[Start of Given records]

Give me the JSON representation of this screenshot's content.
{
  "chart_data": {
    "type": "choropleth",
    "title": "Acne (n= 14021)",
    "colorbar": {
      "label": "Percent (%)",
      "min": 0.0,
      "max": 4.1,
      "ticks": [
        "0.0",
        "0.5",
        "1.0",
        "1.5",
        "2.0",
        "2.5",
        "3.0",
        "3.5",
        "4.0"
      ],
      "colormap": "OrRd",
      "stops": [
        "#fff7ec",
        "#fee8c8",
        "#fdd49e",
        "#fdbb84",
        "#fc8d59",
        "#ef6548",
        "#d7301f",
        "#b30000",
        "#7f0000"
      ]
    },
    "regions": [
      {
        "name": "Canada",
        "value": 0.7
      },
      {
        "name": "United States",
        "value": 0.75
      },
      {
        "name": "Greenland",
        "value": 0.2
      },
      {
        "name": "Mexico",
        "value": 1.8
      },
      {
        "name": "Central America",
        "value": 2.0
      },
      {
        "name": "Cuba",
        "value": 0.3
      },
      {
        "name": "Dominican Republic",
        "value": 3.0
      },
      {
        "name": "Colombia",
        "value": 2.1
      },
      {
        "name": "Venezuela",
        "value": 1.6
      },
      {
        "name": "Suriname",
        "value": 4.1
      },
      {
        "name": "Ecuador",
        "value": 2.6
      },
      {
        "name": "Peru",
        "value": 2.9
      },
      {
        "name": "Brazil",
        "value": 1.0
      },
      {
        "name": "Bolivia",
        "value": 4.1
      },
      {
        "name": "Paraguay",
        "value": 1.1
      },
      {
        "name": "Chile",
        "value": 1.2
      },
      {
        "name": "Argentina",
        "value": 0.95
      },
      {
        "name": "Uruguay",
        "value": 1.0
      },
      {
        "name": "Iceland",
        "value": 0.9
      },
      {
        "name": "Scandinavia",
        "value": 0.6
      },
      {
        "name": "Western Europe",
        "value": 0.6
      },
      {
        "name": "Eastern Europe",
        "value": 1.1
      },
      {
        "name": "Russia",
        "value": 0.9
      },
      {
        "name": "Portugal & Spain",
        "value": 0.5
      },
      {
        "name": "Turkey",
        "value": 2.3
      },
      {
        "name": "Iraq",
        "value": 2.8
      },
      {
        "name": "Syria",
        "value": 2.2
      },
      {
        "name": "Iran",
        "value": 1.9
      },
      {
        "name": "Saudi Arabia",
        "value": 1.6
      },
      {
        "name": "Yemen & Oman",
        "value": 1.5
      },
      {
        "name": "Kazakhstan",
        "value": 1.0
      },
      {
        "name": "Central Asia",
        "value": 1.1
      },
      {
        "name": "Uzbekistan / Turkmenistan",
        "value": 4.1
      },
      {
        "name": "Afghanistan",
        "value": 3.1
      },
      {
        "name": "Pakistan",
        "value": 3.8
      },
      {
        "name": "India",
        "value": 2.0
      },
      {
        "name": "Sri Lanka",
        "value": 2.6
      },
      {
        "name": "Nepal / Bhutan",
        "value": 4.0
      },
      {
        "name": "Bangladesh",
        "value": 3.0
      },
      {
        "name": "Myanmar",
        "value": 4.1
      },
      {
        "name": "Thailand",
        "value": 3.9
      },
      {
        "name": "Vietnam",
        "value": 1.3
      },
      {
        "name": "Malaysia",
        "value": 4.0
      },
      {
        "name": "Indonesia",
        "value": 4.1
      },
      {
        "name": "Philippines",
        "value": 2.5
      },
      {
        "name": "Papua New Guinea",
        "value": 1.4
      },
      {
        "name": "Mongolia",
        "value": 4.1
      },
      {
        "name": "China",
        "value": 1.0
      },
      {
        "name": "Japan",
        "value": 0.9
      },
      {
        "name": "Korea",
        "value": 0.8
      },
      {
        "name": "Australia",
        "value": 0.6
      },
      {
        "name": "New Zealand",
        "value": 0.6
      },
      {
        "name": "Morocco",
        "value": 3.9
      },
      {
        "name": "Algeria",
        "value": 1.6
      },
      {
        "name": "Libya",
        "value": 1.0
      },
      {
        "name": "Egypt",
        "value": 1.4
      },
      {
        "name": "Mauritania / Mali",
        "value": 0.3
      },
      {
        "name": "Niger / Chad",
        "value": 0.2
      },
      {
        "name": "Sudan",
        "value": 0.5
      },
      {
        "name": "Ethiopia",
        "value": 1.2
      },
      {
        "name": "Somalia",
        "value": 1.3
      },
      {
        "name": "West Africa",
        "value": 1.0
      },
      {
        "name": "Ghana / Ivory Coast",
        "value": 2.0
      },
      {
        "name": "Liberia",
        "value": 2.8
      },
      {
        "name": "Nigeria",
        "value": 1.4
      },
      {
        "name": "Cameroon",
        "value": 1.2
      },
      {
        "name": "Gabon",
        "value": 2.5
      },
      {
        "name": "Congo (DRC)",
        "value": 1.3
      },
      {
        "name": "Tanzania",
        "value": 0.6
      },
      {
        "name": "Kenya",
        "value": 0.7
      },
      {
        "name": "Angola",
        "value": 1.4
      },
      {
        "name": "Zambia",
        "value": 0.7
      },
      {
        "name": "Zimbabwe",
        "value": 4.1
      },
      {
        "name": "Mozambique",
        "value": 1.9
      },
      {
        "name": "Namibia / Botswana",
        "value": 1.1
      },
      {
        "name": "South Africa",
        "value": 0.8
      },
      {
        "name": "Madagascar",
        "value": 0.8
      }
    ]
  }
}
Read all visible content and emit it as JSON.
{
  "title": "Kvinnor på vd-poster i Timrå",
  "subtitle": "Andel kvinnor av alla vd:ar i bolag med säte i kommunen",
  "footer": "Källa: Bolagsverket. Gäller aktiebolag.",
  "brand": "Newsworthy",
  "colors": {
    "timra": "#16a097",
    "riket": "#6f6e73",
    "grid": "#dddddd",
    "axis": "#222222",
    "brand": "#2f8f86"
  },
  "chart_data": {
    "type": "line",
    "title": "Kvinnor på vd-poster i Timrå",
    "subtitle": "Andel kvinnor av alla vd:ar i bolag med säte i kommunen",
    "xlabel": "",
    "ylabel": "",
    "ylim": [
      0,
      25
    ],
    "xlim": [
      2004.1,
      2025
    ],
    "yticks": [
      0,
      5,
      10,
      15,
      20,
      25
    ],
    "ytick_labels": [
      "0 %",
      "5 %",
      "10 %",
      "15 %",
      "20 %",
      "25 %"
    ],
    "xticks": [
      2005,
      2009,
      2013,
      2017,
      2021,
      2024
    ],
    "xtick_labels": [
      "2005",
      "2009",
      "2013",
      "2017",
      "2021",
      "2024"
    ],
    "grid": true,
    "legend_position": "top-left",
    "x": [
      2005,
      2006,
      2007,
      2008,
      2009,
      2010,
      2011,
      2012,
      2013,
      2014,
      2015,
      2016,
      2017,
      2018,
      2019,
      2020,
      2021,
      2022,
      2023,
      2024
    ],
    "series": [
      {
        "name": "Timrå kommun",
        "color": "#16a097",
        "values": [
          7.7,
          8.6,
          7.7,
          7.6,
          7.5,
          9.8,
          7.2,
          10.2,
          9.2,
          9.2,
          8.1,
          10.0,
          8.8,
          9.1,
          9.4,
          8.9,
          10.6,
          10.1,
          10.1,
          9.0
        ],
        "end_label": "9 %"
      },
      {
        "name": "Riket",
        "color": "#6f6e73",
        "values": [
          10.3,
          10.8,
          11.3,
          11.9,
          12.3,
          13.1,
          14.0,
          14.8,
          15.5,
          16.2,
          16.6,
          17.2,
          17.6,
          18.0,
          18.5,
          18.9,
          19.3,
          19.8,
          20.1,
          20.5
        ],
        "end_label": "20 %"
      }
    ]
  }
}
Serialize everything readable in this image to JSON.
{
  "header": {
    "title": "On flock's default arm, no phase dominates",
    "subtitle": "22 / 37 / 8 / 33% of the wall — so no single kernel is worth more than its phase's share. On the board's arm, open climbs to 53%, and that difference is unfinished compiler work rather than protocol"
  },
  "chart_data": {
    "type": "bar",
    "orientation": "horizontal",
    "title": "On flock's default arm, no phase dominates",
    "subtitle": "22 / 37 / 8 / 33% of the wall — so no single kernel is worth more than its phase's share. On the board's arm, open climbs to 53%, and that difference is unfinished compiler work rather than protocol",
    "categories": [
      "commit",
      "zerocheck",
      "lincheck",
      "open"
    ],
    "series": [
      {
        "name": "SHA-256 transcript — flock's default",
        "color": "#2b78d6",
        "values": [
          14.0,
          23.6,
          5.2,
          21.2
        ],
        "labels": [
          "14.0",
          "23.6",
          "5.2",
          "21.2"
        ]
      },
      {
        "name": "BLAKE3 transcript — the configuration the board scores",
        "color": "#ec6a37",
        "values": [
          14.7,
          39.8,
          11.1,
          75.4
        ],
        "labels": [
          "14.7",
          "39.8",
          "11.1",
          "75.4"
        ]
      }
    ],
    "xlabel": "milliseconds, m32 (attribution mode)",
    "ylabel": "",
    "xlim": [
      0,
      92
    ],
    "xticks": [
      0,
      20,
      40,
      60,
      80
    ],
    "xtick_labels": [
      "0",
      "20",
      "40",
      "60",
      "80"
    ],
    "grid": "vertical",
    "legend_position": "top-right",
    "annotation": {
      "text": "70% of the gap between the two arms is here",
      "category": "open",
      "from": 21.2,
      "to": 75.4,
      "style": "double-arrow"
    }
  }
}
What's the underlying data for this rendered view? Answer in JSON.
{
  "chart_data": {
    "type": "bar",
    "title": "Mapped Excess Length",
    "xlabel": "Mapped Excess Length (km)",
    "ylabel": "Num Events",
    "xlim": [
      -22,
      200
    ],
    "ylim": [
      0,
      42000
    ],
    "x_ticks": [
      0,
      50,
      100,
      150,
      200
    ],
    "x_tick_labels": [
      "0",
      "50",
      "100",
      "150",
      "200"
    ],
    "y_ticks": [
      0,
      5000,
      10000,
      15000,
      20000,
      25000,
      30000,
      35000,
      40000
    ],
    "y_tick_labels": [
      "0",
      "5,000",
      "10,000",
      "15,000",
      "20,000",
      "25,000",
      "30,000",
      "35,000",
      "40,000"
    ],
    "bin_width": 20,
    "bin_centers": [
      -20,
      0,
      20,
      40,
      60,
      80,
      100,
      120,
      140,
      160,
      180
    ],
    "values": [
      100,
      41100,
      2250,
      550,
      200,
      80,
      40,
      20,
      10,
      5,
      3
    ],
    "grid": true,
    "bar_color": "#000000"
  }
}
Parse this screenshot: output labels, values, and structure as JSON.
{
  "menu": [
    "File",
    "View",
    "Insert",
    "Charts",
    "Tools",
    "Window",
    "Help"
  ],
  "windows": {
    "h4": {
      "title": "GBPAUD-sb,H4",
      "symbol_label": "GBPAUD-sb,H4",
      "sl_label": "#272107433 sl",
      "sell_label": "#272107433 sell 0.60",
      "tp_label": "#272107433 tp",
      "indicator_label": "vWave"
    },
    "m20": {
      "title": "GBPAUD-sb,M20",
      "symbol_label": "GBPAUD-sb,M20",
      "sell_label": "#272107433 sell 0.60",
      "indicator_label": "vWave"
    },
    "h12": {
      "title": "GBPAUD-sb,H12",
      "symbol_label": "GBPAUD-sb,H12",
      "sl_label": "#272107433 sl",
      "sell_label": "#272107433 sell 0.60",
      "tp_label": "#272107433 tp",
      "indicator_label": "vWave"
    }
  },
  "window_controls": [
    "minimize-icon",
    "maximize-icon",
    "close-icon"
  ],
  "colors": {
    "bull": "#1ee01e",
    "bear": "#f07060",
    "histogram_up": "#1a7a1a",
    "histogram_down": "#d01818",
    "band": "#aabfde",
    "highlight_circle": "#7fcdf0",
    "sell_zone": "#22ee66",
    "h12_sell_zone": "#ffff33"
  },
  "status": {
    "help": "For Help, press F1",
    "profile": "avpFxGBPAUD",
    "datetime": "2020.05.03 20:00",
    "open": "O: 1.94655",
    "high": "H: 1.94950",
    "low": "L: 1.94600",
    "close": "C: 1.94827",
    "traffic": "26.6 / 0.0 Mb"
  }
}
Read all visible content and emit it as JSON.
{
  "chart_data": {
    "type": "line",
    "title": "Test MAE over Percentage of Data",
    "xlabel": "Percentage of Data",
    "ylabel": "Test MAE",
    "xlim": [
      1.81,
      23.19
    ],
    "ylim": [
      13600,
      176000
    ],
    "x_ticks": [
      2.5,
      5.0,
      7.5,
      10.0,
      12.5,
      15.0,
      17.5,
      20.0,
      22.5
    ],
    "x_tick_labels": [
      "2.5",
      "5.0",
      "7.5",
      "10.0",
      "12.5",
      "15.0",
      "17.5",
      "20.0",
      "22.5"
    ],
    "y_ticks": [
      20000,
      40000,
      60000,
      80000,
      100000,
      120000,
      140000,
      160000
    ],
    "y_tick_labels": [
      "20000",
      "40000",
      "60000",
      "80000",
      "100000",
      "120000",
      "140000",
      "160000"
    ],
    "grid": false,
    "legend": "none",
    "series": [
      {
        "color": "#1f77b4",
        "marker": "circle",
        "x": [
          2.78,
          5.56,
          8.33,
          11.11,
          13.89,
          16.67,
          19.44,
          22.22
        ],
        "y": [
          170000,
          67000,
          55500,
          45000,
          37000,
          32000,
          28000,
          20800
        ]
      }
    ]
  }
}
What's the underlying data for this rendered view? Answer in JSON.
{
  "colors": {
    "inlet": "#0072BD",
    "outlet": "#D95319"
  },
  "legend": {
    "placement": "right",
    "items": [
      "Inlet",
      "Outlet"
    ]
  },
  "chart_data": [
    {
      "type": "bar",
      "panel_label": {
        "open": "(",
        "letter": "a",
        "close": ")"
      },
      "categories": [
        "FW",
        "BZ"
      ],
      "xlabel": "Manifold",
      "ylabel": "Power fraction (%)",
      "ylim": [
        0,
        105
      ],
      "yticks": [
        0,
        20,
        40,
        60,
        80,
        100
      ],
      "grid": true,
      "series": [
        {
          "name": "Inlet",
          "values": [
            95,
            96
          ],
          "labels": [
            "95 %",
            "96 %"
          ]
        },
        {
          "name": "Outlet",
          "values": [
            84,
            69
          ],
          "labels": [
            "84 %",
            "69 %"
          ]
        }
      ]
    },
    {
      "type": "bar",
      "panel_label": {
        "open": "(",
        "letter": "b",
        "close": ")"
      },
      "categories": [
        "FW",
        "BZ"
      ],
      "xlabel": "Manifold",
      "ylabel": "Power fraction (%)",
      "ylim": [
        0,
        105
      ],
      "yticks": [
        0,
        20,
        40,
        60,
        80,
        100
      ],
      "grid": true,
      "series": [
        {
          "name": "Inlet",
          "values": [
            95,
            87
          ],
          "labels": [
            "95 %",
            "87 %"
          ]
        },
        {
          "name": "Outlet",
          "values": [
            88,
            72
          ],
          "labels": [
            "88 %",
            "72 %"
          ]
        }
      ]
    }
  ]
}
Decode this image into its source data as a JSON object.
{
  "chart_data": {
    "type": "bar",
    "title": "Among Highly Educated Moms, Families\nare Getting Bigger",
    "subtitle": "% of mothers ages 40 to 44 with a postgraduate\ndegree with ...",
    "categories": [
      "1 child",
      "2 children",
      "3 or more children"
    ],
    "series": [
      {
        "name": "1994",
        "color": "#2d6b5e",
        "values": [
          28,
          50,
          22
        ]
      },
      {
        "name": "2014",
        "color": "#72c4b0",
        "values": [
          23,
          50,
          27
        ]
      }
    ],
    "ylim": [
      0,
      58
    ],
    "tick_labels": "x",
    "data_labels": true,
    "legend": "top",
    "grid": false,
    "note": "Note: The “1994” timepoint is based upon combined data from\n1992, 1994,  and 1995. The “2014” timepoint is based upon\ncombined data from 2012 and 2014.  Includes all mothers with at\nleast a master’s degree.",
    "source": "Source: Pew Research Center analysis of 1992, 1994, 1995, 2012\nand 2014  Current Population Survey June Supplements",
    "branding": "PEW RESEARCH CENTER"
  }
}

[End of Given records]

- _Required work_
Read the entries above, then pull out the lines that include "poster".

- _Exercise response_
  "title": "Kvinnor på vd-poster i Timrå",
    "title": "Kvinnor på vd-poster i Timrå",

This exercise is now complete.